Task directions |
Gather every line from the entries below that includes "this".

☆ ☆ ☆ ☆ ☆

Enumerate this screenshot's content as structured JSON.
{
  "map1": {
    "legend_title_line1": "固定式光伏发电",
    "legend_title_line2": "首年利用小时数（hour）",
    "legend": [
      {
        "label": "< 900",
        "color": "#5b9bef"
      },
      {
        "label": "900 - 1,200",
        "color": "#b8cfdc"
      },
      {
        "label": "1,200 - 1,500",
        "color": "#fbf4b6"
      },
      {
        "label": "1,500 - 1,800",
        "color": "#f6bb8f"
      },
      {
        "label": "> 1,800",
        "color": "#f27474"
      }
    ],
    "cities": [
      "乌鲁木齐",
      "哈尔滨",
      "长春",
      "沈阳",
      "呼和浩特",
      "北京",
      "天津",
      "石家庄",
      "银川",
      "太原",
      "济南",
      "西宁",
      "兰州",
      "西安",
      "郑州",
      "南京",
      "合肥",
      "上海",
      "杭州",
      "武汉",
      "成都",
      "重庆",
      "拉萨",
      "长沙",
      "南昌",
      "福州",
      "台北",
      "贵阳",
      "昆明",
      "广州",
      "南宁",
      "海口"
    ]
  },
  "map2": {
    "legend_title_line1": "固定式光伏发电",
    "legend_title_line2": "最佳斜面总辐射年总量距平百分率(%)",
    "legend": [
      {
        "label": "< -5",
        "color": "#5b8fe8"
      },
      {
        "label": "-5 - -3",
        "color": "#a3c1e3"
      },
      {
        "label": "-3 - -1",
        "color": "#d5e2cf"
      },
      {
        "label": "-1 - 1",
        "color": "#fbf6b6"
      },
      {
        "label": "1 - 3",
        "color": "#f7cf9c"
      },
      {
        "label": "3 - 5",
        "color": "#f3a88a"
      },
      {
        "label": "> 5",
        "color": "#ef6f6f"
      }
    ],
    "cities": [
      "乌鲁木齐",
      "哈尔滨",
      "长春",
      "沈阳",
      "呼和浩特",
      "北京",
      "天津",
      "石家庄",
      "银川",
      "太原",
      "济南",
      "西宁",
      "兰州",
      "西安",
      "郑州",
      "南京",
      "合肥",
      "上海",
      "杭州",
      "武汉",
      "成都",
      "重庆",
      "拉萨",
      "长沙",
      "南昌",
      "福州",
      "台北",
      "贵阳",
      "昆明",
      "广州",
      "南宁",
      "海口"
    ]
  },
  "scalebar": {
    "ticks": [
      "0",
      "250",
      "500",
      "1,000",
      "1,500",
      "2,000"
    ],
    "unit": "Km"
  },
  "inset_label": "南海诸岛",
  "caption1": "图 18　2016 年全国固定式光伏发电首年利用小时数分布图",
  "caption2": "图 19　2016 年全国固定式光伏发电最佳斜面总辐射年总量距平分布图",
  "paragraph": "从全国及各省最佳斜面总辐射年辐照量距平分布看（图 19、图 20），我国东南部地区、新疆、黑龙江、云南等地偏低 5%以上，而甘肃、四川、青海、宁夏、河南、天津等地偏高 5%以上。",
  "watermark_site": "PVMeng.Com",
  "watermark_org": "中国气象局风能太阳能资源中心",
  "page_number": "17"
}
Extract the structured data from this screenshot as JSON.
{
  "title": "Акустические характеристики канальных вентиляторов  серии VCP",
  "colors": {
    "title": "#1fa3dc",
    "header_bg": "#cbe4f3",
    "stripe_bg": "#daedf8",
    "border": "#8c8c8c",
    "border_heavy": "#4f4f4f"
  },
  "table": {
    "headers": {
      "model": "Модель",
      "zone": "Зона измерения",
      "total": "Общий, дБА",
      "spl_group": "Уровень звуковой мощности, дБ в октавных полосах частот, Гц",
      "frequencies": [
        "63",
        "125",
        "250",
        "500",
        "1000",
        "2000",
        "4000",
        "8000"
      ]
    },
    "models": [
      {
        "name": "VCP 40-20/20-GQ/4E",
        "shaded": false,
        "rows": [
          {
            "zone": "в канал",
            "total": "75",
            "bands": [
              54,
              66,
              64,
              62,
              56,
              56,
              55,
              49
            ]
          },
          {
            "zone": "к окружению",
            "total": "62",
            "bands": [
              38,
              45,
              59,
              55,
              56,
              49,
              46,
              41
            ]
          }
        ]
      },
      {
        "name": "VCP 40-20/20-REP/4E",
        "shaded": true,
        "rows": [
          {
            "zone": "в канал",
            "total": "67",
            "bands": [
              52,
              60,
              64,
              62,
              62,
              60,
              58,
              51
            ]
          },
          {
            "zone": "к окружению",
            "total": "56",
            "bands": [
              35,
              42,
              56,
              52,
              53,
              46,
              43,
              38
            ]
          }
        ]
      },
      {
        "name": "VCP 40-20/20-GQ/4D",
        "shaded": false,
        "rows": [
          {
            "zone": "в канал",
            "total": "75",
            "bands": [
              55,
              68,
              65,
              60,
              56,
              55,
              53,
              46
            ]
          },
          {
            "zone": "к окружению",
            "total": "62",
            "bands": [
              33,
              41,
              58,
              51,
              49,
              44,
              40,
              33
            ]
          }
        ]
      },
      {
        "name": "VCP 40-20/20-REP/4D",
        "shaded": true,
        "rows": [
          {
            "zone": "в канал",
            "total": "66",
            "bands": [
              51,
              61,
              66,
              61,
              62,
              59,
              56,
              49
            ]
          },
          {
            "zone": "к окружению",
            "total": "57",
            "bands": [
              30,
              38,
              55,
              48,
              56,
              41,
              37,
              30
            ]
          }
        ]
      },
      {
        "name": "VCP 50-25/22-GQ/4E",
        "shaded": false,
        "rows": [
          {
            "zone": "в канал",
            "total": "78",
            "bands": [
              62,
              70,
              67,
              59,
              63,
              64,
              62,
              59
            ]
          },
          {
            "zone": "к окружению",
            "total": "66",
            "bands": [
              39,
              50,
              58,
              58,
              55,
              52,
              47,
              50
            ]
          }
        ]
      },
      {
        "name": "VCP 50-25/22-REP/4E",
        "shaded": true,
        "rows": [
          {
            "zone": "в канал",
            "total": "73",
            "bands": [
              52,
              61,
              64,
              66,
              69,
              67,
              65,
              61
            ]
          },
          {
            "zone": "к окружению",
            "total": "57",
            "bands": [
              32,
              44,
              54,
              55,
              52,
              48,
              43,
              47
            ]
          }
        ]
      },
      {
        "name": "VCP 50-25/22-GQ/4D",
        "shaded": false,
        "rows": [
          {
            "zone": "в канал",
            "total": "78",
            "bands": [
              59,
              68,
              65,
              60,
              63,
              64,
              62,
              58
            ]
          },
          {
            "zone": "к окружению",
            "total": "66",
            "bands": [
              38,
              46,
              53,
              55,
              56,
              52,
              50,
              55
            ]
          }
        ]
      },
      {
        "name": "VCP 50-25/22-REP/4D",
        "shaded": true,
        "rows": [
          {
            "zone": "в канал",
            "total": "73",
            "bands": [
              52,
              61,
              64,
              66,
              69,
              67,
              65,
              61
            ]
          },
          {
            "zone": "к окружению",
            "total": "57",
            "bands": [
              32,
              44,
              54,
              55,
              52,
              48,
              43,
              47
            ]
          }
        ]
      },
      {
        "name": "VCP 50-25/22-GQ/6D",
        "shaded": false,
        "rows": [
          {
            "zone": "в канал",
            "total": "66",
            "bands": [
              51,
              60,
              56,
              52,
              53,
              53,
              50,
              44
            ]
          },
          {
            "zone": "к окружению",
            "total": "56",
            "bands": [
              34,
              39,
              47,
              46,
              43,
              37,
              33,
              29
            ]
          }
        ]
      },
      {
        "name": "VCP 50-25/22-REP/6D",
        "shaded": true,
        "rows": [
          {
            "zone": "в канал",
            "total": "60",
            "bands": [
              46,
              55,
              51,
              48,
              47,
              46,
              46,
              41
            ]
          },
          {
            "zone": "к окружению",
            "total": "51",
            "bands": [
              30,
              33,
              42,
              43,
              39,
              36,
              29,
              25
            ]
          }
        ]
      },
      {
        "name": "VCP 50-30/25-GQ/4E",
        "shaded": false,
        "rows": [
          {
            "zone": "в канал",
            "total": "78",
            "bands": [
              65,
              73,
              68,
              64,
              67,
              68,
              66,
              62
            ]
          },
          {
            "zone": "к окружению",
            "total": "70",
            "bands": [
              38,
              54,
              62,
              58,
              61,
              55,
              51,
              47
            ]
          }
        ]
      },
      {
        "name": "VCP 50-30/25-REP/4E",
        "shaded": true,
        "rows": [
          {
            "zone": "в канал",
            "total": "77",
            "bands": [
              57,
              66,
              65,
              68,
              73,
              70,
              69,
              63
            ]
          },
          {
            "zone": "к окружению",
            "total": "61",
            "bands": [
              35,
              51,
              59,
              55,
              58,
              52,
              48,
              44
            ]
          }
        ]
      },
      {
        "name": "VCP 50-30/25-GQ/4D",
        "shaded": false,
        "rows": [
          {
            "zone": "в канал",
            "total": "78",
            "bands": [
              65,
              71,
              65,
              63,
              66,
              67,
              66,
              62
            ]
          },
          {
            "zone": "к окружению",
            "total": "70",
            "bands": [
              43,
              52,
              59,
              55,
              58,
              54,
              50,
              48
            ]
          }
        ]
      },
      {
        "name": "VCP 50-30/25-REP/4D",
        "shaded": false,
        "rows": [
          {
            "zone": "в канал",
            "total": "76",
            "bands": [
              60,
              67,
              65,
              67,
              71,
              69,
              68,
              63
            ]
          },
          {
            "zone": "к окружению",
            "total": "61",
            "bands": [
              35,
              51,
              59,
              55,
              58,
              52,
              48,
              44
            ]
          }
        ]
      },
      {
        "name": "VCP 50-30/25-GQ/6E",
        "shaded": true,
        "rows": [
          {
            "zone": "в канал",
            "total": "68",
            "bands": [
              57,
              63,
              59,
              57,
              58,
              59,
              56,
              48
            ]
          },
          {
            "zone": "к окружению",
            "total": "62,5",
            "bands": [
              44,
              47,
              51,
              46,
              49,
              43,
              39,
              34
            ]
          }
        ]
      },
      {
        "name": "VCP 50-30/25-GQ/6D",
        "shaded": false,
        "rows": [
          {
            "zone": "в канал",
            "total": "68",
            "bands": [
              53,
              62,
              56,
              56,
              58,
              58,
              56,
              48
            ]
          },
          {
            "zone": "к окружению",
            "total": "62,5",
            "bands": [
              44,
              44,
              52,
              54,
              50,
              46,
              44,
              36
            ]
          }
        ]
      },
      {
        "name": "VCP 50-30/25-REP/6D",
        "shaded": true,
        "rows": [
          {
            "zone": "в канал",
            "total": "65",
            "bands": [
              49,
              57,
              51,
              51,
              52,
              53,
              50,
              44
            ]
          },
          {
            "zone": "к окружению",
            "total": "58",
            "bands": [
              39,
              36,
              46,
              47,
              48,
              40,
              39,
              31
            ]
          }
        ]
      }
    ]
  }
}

☆ ☆ ☆ ☆ ☆

Exercise output |
Enumerate this screenshot's content as structured JSON.
Extract the structured data from this screenshot as JSON.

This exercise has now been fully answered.